» BRIEF
List each line of the data that holds the string "title".

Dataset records
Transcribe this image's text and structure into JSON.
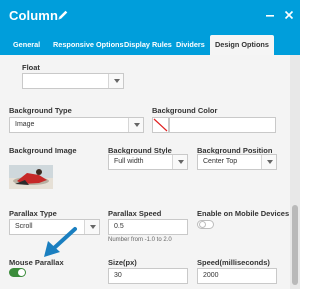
{
  "header": {
    "title": "Column",
    "background_color": "#009edb"
  },
  "tabs": [
    {
      "label": "General",
      "active": false
    },
    {
      "label": "Responsive Options",
      "active": false
    },
    {
      "label": "Display Rules",
      "active": false
    },
    {
      "label": "Dividers",
      "active": false
    },
    {
      "label": "Design Options",
      "active": true
    }
  ],
  "form": {
    "float": {
      "label": "Float",
      "value": ""
    },
    "background_type": {
      "label": "Background Type",
      "value": "Image"
    },
    "background_color": {
      "label": "Background Color",
      "value": ""
    },
    "background_image": {
      "label": "Background Image"
    },
    "background_style": {
      "label": "Background Style",
      "value": "Full width"
    },
    "background_position": {
      "label": "Background Position",
      "value": "Center Top"
    },
    "parallax_type": {
      "label": "Parallax Type",
      "value": "Scroll"
    },
    "parallax_speed": {
      "label": "Parallax Speed",
      "value": "0.5",
      "hint": "Number from -1.0 to 2.0"
    },
    "enable_on_mobile": {
      "label": "Enable on Mobile Devices",
      "enabled": false
    },
    "mouse_parallax": {
      "label": "Mouse Parallax",
      "enabled": true
    },
    "size": {
      "label": "Size(px)",
      "value": "30"
    },
    "speed": {
      "label": "Speed(milliseconds)",
      "value": "2000"
    }
  },
  "colors": {
    "accent": "#009edb",
    "toggle_on": "#3c8c3c",
    "arrow": "#1a7fc0"
  }
}
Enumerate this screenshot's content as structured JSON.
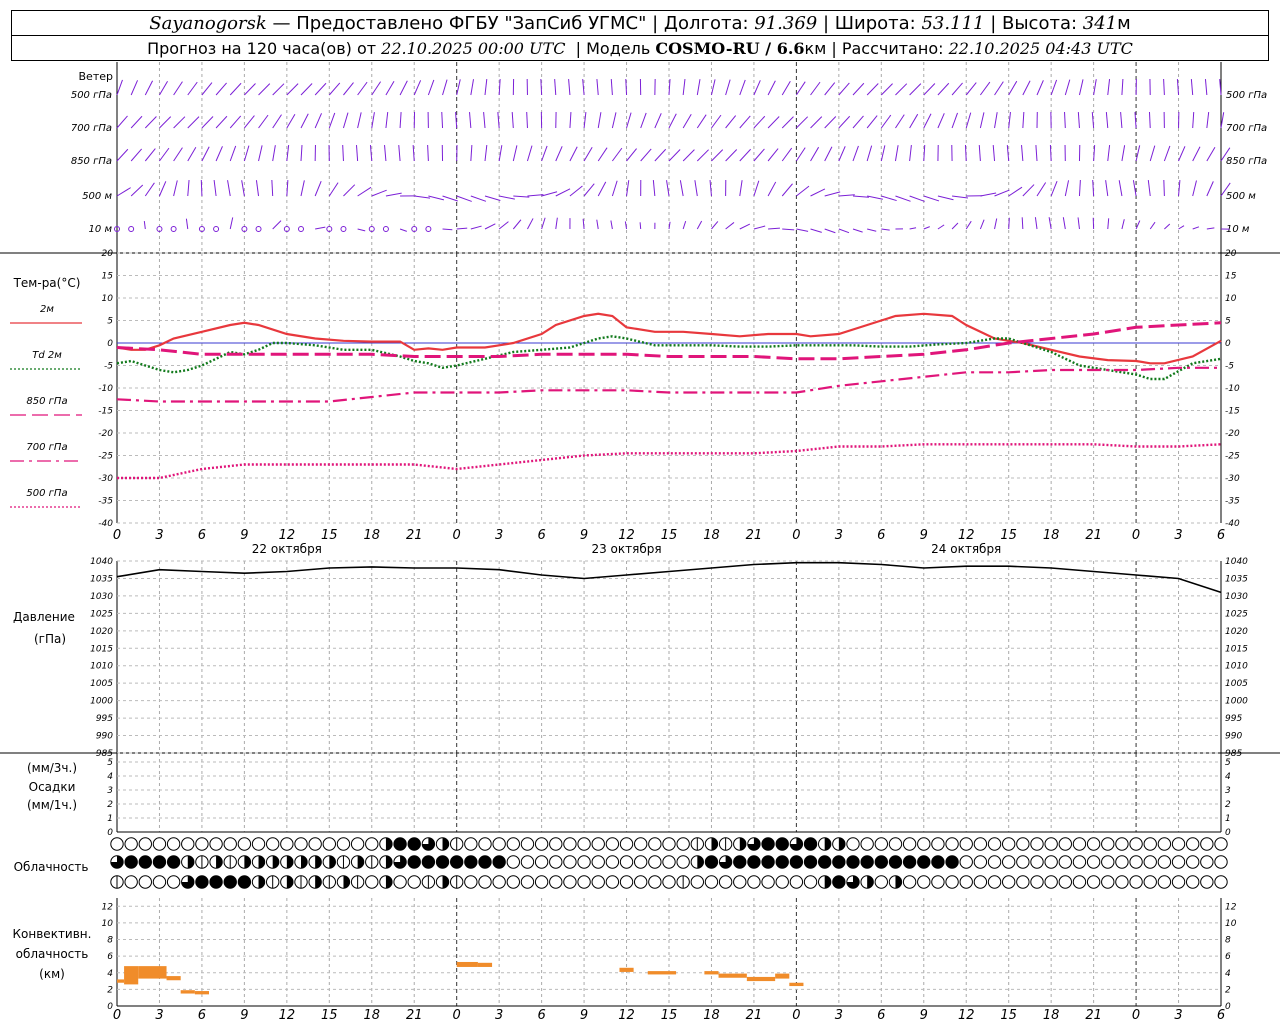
{
  "header": {
    "station": "Sayanogorsk",
    "dash": "—",
    "provider": "Предоставлено ФГБУ \"ЗапСиб УГМС\"",
    "lon_label": "Долгота:",
    "lon": "91.369",
    "lat_label": "Широта:",
    "lat": "53.111",
    "alt_label": "Высота:",
    "alt": "341",
    "alt_unit": "м",
    "forecast_prefix": "Прогноз на 120 часа(ов) от",
    "forecast_time": "22.10.2025 00:00 UTC",
    "model_label": "Модель",
    "model": "COSMO-RU / 6.6",
    "model_unit": "км",
    "calc_label": "Рассчитано:",
    "calc_time": "22.10.2025 04:43 UTC"
  },
  "chart_data": {
    "x_hours": [
      0,
      3,
      6,
      9,
      12,
      15,
      18,
      21,
      24,
      27,
      30,
      33,
      36,
      39,
      42,
      45,
      48,
      51,
      54,
      57,
      60,
      63,
      66,
      69,
      72,
      75,
      78
    ],
    "x_tick_labels": [
      "0",
      "3",
      "6",
      "9",
      "12",
      "15",
      "18",
      "21",
      "0",
      "3",
      "6",
      "9",
      "12",
      "15",
      "18",
      "21",
      "0",
      "3",
      "6",
      "9",
      "12",
      "15",
      "18",
      "21",
      "0",
      "3",
      "6"
    ],
    "date_labels": [
      "22 октября",
      "23 октября",
      "24 октября"
    ],
    "wind_panel": {
      "title": "Ветер",
      "levels": [
        "500 гПа",
        "700 гПа",
        "850 гПа",
        "500 м",
        "10 м"
      ],
      "color": "#7b1fd6"
    },
    "temperature_panel": {
      "type": "line",
      "ylabel": "Тем-ра(°C)",
      "ylim": [
        -40,
        20
      ],
      "yticks": [
        -40,
        -35,
        -30,
        -25,
        -20,
        -15,
        -10,
        -5,
        0,
        5,
        10,
        15,
        20
      ],
      "series": [
        {
          "name": "2м",
          "color": "#e8383d",
          "style": "solid",
          "x": [
            0,
            1,
            2,
            3,
            4,
            6,
            8,
            9,
            10,
            12,
            14,
            16,
            18,
            20,
            21,
            22,
            23,
            24,
            26,
            27,
            28,
            30,
            31,
            33,
            34,
            35,
            36,
            38,
            40,
            42,
            44,
            46,
            48,
            49,
            51,
            53,
            54,
            55,
            57,
            59,
            60,
            61,
            62,
            63,
            64,
            66,
            68,
            70,
            72,
            73,
            74,
            76,
            78
          ],
          "y": [
            -1,
            -1.5,
            -1.5,
            -0.5,
            1,
            2.5,
            4,
            4.5,
            4,
            2,
            1,
            0.5,
            0.3,
            0.3,
            -1.5,
            -1.2,
            -1.5,
            -1,
            -1,
            -0.5,
            0,
            2,
            4,
            6,
            6.5,
            6,
            3.5,
            2.5,
            2.5,
            2,
            1.5,
            2,
            2,
            1.5,
            2,
            4,
            5,
            6,
            6.5,
            6,
            4,
            2.5,
            1,
            0.5,
            0,
            -1.5,
            -3,
            -3.8,
            -4,
            -4.5,
            -4.5,
            -3,
            0.5
          ]
        },
        {
          "name": "Td 2м",
          "color": "#127a1c",
          "style": "dotted",
          "x": [
            0,
            1,
            2,
            3,
            4,
            5,
            6,
            7,
            8,
            9,
            10,
            11,
            12,
            14,
            16,
            18,
            20,
            21,
            22,
            23,
            24,
            26,
            28,
            30,
            32,
            33,
            34,
            35,
            36,
            38,
            40,
            42,
            44,
            46,
            48,
            50,
            52,
            54,
            56,
            58,
            60,
            62,
            63,
            64,
            66,
            68,
            70,
            72,
            73,
            74,
            76,
            78
          ],
          "y": [
            -4.5,
            -4,
            -5,
            -6,
            -6.5,
            -6,
            -5,
            -3.5,
            -2,
            -2.5,
            -1.5,
            0,
            0,
            -0.5,
            -1.5,
            -1.5,
            -3,
            -4,
            -4.5,
            -5.5,
            -5,
            -3.5,
            -2,
            -1.5,
            -1,
            0,
            1,
            1.5,
            1,
            -0.5,
            -0.5,
            -0.5,
            -0.8,
            -0.8,
            -0.5,
            -0.5,
            -0.5,
            -0.8,
            -0.8,
            -0.3,
            0,
            1,
            1,
            0,
            -2,
            -5,
            -6,
            -7,
            -8,
            -8,
            -4.5,
            -3.5
          ]
        },
        {
          "name": "850 гПа",
          "color": "#e0157a",
          "style": "longdash",
          "x": [
            0,
            3,
            6,
            9,
            12,
            15,
            18,
            21,
            24,
            27,
            30,
            33,
            36,
            39,
            42,
            45,
            48,
            51,
            54,
            57,
            60,
            63,
            66,
            69,
            72,
            75,
            78
          ],
          "y": [
            -1,
            -1.5,
            -2.5,
            -2.5,
            -2.5,
            -2.5,
            -2.5,
            -3,
            -3,
            -3,
            -2.5,
            -2.5,
            -2.5,
            -3,
            -3,
            -3,
            -3.5,
            -3.5,
            -3,
            -2.5,
            -1.5,
            0,
            1,
            2,
            3.5,
            4,
            4.5
          ]
        },
        {
          "name": "700 гПа",
          "color": "#e0157a",
          "style": "dashdot",
          "x": [
            0,
            3,
            6,
            9,
            12,
            15,
            18,
            21,
            24,
            27,
            30,
            33,
            36,
            39,
            42,
            45,
            48,
            51,
            54,
            57,
            60,
            63,
            66,
            69,
            72,
            75,
            78
          ],
          "y": [
            -12.5,
            -13,
            -13,
            -13,
            -13,
            -13,
            -12,
            -11,
            -11,
            -11,
            -10.5,
            -10.5,
            -10.5,
            -11,
            -11,
            -11,
            -11,
            -9.5,
            -8.5,
            -7.5,
            -6.5,
            -6.5,
            -6,
            -6,
            -6,
            -5.5,
            -5.5
          ]
        },
        {
          "name": "500 гПа",
          "color": "#e0157a",
          "style": "dotted",
          "x": [
            0,
            3,
            6,
            9,
            12,
            15,
            18,
            21,
            24,
            27,
            30,
            33,
            36,
            39,
            42,
            45,
            48,
            51,
            54,
            57,
            60,
            63,
            66,
            69,
            72,
            75,
            78
          ],
          "y": [
            -30,
            -30,
            -28,
            -27,
            -27,
            -27,
            -27,
            -27,
            -28,
            -27,
            -26,
            -25,
            -24.5,
            -24.5,
            -24.5,
            -24.5,
            -24,
            -23,
            -23,
            -22.5,
            -22.5,
            -22.5,
            -22.5,
            -22.5,
            -23,
            -23,
            -22.5
          ]
        }
      ]
    },
    "pressure_panel": {
      "type": "line",
      "ylabel": "Давление",
      "yunit": "(гПа)",
      "ylim": [
        985,
        1040
      ],
      "yticks": [
        985,
        990,
        995,
        1000,
        1005,
        1010,
        1015,
        1020,
        1025,
        1030,
        1035,
        1040
      ],
      "series": [
        {
          "name": "pressure",
          "color": "#000000",
          "x": [
            0,
            3,
            6,
            9,
            12,
            15,
            18,
            21,
            24,
            27,
            30,
            33,
            36,
            39,
            42,
            45,
            48,
            51,
            54,
            57,
            60,
            63,
            66,
            69,
            72,
            75,
            78
          ],
          "y": [
            1035.5,
            1037.5,
            1037,
            1036.5,
            1037,
            1038,
            1038.3,
            1038,
            1038,
            1037.5,
            1036,
            1035,
            1036,
            1037,
            1038,
            1039,
            1039.5,
            1039.5,
            1039,
            1038,
            1038.5,
            1038.5,
            1038,
            1037,
            1036,
            1035,
            1031
          ]
        }
      ]
    },
    "precip_panel": {
      "type": "bar",
      "ylabel_1": "(мм/3ч.)",
      "ylabel_2": "Осадки",
      "ylabel_3": "(мм/1ч.)",
      "ylim": [
        0,
        5
      ],
      "yticks": [
        0,
        1,
        2,
        3,
        4,
        5
      ],
      "values": []
    },
    "cloud_panel": {
      "title": "Облачность",
      "step_hours": 1,
      "rows": [
        [
          0,
          0,
          0,
          0,
          0,
          0,
          0,
          0,
          0,
          0,
          0,
          0,
          0,
          0,
          0,
          0,
          0,
          0,
          0,
          2,
          4,
          4,
          3,
          2,
          1,
          0,
          0,
          0,
          0,
          0,
          0,
          0,
          0,
          0,
          0,
          0,
          0,
          0,
          0,
          0,
          0,
          1,
          2,
          1,
          2,
          3,
          4,
          4,
          3,
          4,
          2,
          2,
          0,
          0,
          0,
          0,
          0,
          0,
          0,
          0,
          0,
          0,
          0,
          0,
          0,
          0,
          0,
          0,
          0,
          0,
          0,
          0,
          0,
          0,
          0,
          0,
          0,
          0,
          0,
          0,
          0
        ],
        [
          3,
          4,
          4,
          4,
          4,
          2,
          1,
          2,
          1,
          2,
          2,
          2,
          2,
          2,
          2,
          2,
          1,
          2,
          1,
          2,
          3,
          4,
          4,
          4,
          4,
          4,
          4,
          4,
          0,
          0,
          0,
          0,
          0,
          0,
          0,
          0,
          0,
          0,
          0,
          0,
          0,
          2,
          4,
          3,
          4,
          4,
          4,
          4,
          4,
          4,
          4,
          4,
          4,
          4,
          4,
          4,
          4,
          4,
          4,
          4,
          0,
          0,
          0,
          0,
          0,
          0,
          0,
          0,
          0,
          0,
          0,
          0,
          0,
          0,
          0,
          0,
          0,
          0,
          0,
          0,
          0
        ],
        [
          1,
          0,
          0,
          0,
          0,
          3,
          4,
          4,
          4,
          4,
          2,
          1,
          2,
          1,
          2,
          1,
          2,
          1,
          0,
          2,
          0,
          0,
          1,
          2,
          1,
          0,
          0,
          0,
          0,
          0,
          0,
          0,
          0,
          0,
          0,
          0,
          0,
          0,
          0,
          0,
          1,
          0,
          0,
          0,
          0,
          0,
          0,
          0,
          0,
          0,
          2,
          4,
          3,
          2,
          0,
          2,
          0,
          0,
          0,
          0,
          0,
          0,
          0,
          0,
          0,
          0,
          0,
          0,
          0,
          0,
          0,
          0,
          0,
          0,
          0,
          0,
          0,
          0,
          0,
          0,
          0
        ]
      ]
    },
    "convective_panel": {
      "type": "bar",
      "ylabel_1": "Конвективн.",
      "ylabel_2": "облачность",
      "ylabel_3": "(км)",
      "ylim": [
        0,
        13
      ],
      "yticks": [
        0,
        2,
        4,
        6,
        8,
        10,
        12
      ],
      "color": "#f08c2a",
      "bars": [
        {
          "x0": 0,
          "x1": 0.5,
          "y0": 2.8,
          "y1": 3.2
        },
        {
          "x0": 0.5,
          "x1": 1.5,
          "y0": 2.6,
          "y1": 4.8
        },
        {
          "x0": 1.5,
          "x1": 3.5,
          "y0": 3.3,
          "y1": 4.8
        },
        {
          "x0": 3.5,
          "x1": 4.5,
          "y0": 3.1,
          "y1": 3.6
        },
        {
          "x0": 4.5,
          "x1": 5.5,
          "y0": 1.5,
          "y1": 1.9
        },
        {
          "x0": 5.5,
          "x1": 6.5,
          "y0": 1.4,
          "y1": 1.8
        },
        {
          "x0": 24,
          "x1": 25.5,
          "y0": 4.7,
          "y1": 5.3
        },
        {
          "x0": 25.5,
          "x1": 26.5,
          "y0": 4.7,
          "y1": 5.2
        },
        {
          "x0": 35.5,
          "x1": 36.5,
          "y0": 4.1,
          "y1": 4.6
        },
        {
          "x0": 37.5,
          "x1": 39.5,
          "y0": 3.8,
          "y1": 4.2
        },
        {
          "x0": 41.5,
          "x1": 42.5,
          "y0": 3.8,
          "y1": 4.2
        },
        {
          "x0": 42.5,
          "x1": 44.5,
          "y0": 3.4,
          "y1": 3.9
        },
        {
          "x0": 44.5,
          "x1": 46.5,
          "y0": 3.0,
          "y1": 3.5
        },
        {
          "x0": 46.5,
          "x1": 47.5,
          "y0": 3.3,
          "y1": 3.9
        },
        {
          "x0": 47.5,
          "x1": 48.5,
          "y0": 2.4,
          "y1": 2.8
        }
      ]
    }
  }
}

» CORRECT RESPONSE
    "title": "Column",
      "title": "Ветер",
      "title": "Облачность",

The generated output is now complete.